> **REQUIRED WORK**
Output all records precisely as written.

> **RECORDS SUPPLIED**

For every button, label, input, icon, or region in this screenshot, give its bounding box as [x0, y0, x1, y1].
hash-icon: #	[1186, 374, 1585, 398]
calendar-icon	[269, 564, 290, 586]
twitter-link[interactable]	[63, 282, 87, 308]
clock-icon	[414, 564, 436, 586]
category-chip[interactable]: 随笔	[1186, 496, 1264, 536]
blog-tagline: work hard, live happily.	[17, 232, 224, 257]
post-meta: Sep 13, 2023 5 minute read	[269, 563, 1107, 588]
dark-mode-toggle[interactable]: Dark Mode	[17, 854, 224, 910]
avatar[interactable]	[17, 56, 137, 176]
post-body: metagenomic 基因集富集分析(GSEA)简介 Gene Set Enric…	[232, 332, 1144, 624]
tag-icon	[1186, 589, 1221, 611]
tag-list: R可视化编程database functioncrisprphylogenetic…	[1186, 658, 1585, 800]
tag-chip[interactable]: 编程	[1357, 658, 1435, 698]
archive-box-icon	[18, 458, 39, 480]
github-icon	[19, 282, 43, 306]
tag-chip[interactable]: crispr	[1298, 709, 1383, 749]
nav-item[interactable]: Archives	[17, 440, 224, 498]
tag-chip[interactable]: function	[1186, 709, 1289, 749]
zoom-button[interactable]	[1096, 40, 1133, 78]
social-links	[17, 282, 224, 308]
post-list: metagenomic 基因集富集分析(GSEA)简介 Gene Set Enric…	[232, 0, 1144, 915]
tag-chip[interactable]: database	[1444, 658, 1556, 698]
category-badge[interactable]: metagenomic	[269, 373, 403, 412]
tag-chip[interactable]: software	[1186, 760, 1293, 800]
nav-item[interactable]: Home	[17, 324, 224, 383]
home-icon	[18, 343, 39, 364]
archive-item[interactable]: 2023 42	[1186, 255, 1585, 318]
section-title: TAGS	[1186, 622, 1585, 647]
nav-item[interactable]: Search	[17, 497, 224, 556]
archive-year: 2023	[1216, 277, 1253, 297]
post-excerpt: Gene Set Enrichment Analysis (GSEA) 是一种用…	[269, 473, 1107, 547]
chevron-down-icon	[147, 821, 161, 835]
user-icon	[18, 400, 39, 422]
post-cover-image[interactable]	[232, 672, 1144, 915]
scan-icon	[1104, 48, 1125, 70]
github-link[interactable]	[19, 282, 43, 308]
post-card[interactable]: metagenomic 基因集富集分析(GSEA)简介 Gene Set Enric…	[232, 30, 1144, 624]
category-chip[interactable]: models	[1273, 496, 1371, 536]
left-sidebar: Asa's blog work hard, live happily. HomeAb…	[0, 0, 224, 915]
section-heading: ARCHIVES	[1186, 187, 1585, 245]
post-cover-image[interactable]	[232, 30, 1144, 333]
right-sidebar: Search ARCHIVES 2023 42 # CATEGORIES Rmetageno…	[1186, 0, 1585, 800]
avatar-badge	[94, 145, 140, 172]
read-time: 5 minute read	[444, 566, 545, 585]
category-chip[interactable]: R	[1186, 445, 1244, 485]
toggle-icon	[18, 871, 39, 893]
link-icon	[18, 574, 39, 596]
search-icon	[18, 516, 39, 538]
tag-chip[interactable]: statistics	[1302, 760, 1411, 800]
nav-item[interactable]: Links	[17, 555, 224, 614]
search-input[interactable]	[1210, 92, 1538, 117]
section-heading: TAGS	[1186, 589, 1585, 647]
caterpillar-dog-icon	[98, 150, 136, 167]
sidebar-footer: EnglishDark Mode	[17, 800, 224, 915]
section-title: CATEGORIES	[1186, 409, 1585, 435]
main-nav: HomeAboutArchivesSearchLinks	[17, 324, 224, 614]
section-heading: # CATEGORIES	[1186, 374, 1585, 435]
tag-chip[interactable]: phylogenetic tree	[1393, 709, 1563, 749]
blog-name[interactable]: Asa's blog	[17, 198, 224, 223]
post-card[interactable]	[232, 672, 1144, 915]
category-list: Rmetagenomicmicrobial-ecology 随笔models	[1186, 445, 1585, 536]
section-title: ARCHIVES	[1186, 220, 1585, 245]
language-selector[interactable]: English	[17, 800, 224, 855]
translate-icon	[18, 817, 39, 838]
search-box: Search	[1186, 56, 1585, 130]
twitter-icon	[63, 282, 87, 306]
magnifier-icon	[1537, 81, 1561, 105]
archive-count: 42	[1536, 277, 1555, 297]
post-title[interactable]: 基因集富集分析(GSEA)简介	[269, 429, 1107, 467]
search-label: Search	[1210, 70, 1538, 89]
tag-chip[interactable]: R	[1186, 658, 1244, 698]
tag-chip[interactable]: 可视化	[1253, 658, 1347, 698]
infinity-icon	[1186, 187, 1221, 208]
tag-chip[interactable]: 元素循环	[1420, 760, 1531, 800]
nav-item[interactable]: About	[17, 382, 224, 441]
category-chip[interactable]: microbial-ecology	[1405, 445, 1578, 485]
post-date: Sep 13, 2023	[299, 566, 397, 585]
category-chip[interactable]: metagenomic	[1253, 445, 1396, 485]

> **WRITTEN ANSWER**
For every button, label, input, icon, or region in this screenshot, give its bounding box as [x0, y0, x1, y1].
hash-icon: #	[1186, 374, 1585, 398]
calendar-icon	[269, 564, 290, 586]
twitter-link[interactable]	[63, 282, 87, 308]
clock-icon	[414, 564, 436, 586]
category-chip[interactable]: 随笔	[1186, 496, 1264, 536]
blog-tagline: work hard, live happily.	[17, 232, 224, 257]
post-meta: Sep 13, 2023 5 minute read	[269, 563, 1107, 588]
dark-mode-toggle[interactable]: Dark Mode	[17, 854, 224, 910]
avatar[interactable]	[17, 56, 137, 176]
post-body: metagenomic 基因集富集分析(GSEA)简介 Gene Set Enric…	[232, 332, 1144, 624]
tag-icon	[1186, 589, 1221, 611]
tag-list: R可视化编程database functioncrisprphylogenetic…	[1186, 658, 1585, 800]
tag-chip[interactable]: 编程	[1357, 658, 1435, 698]
archive-box-icon	[18, 458, 39, 480]
github-icon	[19, 282, 43, 306]
tag-chip[interactable]: crispr	[1298, 709, 1383, 749]
nav-item[interactable]: Archives	[17, 440, 224, 498]
tag-chip[interactable]: function	[1186, 709, 1289, 749]
zoom-button[interactable]	[1096, 40, 1133, 78]
social-links	[17, 282, 224, 308]
post-list: metagenomic 基因集富集分析(GSEA)简介 Gene Set Enric…	[232, 0, 1144, 915]
tag-chip[interactable]: database	[1444, 658, 1556, 698]
category-badge[interactable]: metagenomic	[269, 373, 403, 412]
tag-chip[interactable]: software	[1186, 760, 1293, 800]
nav-item[interactable]: Home	[17, 324, 224, 383]
home-icon	[18, 343, 39, 364]
archive-item[interactable]: 2023 42	[1186, 255, 1585, 318]
section-title: TAGS	[1186, 622, 1585, 647]
nav-item[interactable]: Search	[17, 497, 224, 556]
archive-year: 2023	[1216, 277, 1253, 297]
post-excerpt: Gene Set Enrichment Analysis (GSEA) 是一种用…	[269, 473, 1107, 547]
chevron-down-icon	[147, 821, 161, 835]
user-icon	[18, 400, 39, 422]
post-cover-image[interactable]	[232, 672, 1144, 915]
scan-icon	[1104, 48, 1125, 70]
github-link[interactable]	[19, 282, 43, 308]
post-card[interactable]: metagenomic 基因集富集分析(GSEA)简介 Gene Set Enric…	[232, 30, 1144, 624]
category-chip[interactable]: models	[1273, 496, 1371, 536]
left-sidebar: Asa's blog work hard, live happily. HomeAb…	[0, 0, 224, 915]
section-heading: ARCHIVES	[1186, 187, 1585, 245]
post-cover-image[interactable]	[232, 30, 1144, 333]
right-sidebar: Search ARCHIVES 2023 42 # CATEGORIES Rmetageno…	[1186, 0, 1585, 800]
avatar-badge	[94, 145, 140, 172]
read-time: 5 minute read	[444, 566, 545, 585]
category-chip[interactable]: R	[1186, 445, 1244, 485]
toggle-icon	[18, 871, 39, 893]
link-icon	[18, 574, 39, 596]
search-icon	[18, 516, 39, 538]
tag-chip[interactable]: statistics	[1302, 760, 1411, 800]
nav-item[interactable]: Links	[17, 555, 224, 614]
search-input[interactable]	[1210, 92, 1538, 117]
section-heading: TAGS	[1186, 589, 1585, 647]
caterpillar-dog-icon	[98, 150, 136, 167]
sidebar-footer: EnglishDark Mode	[17, 800, 224, 915]
section-title: CATEGORIES	[1186, 409, 1585, 435]
main-nav: HomeAboutArchivesSearchLinks	[17, 324, 224, 614]
section-heading: # CATEGORIES	[1186, 374, 1585, 435]
tag-chip[interactable]: phylogenetic tree	[1393, 709, 1563, 749]
blog-name[interactable]: Asa's blog	[17, 198, 224, 223]
post-card[interactable]	[232, 672, 1144, 915]
category-list: Rmetagenomicmicrobial-ecology 随笔models	[1186, 445, 1585, 536]
section-title: ARCHIVES	[1186, 220, 1585, 245]
language-selector[interactable]: English	[17, 800, 224, 855]
translate-icon	[18, 817, 39, 838]
search-box: Search	[1186, 56, 1585, 130]
twitter-icon	[63, 282, 87, 306]
magnifier-icon	[1537, 81, 1561, 105]
archive-count: 42	[1536, 277, 1555, 297]
post-title[interactable]: 基因集富集分析(GSEA)简介	[269, 429, 1107, 467]
search-label: Search	[1210, 70, 1538, 89]
tag-chip[interactable]: R	[1186, 658, 1244, 698]
tag-chip[interactable]: 可视化	[1253, 658, 1347, 698]
infinity-icon	[1186, 187, 1221, 208]
tag-chip[interactable]: 元素循环	[1420, 760, 1531, 800]
nav-item[interactable]: About	[17, 382, 224, 441]
category-chip[interactable]: microbial-ecology	[1405, 445, 1578, 485]
post-date: Sep 13, 2023	[299, 566, 397, 585]
category-chip[interactable]: metagenomic	[1253, 445, 1396, 485]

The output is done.